### Given request
Provide the records once more, identical to the original.

Figure record listings:
[BEGIN]

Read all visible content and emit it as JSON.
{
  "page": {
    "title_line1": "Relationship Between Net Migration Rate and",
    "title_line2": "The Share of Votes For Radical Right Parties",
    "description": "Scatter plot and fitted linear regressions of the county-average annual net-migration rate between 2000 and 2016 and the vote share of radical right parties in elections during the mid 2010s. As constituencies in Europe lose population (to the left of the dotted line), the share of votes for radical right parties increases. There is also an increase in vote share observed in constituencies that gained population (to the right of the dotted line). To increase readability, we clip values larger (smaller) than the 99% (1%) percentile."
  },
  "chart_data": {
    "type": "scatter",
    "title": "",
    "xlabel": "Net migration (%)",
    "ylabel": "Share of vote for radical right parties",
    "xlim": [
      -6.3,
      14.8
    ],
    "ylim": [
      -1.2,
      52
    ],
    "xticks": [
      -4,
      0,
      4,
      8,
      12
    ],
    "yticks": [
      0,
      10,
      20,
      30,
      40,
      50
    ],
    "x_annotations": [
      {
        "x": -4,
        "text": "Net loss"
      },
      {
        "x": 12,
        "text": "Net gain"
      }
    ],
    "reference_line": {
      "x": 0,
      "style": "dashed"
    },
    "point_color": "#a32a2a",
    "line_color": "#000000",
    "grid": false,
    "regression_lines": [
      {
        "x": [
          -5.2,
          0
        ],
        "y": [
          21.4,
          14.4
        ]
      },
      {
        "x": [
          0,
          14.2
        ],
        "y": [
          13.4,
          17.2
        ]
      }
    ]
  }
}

[END]

### Completed task
Read all visible content and emit it as JSON.
{
  "page": {
    "title_line1": "Relationship Between Net Migration Rate and",
    "title_line2": "The Share of Votes For Radical Right Parties",
    "description": "Scatter plot and fitted linear regressions of the county-average annual net-migration rate between 2000 and 2016 and the vote share of radical right parties in elections during the mid 2010s. As constituencies in Europe lose population (to the left of the dotted line), the share of votes for radical right parties increases. There is also an increase in vote share observed in constituencies that gained population (to the right of the dotted line). To increase readability, we clip values larger (smaller) than the 99% (1%) percentile."
  },
  "chart_data": {
    "type": "scatter",
    "title": "",
    "xlabel": "Net migration (%)",
    "ylabel": "Share of vote for radical right parties",
    "xlim": [
      -6.3,
      14.8
    ],
    "ylim": [
      -1.2,
      52
    ],
    "xticks": [
      -4,
      0,
      4,
      8,
      12
    ],
    "yticks": [
      0,
      10,
      20,
      30,
      40,
      50
    ],
    "x_annotations": [
      {
        "x": -4,
        "text": "Net loss"
      },
      {
        "x": 12,
        "text": "Net gain"
      }
    ],
    "reference_line": {
      "x": 0,
      "style": "dashed"
    },
    "point_color": "#a32a2a",
    "line_color": "#000000",
    "grid": false,
    "regression_lines": [
      {
        "x": [
          -5.2,
          0
        ],
        "y": [
          21.4,
          14.4
        ]
      },
      {
        "x": [
          0,
          14.2
        ],
        "y": [
          13.4,
          17.2
        ]
      }
    ]
  }
}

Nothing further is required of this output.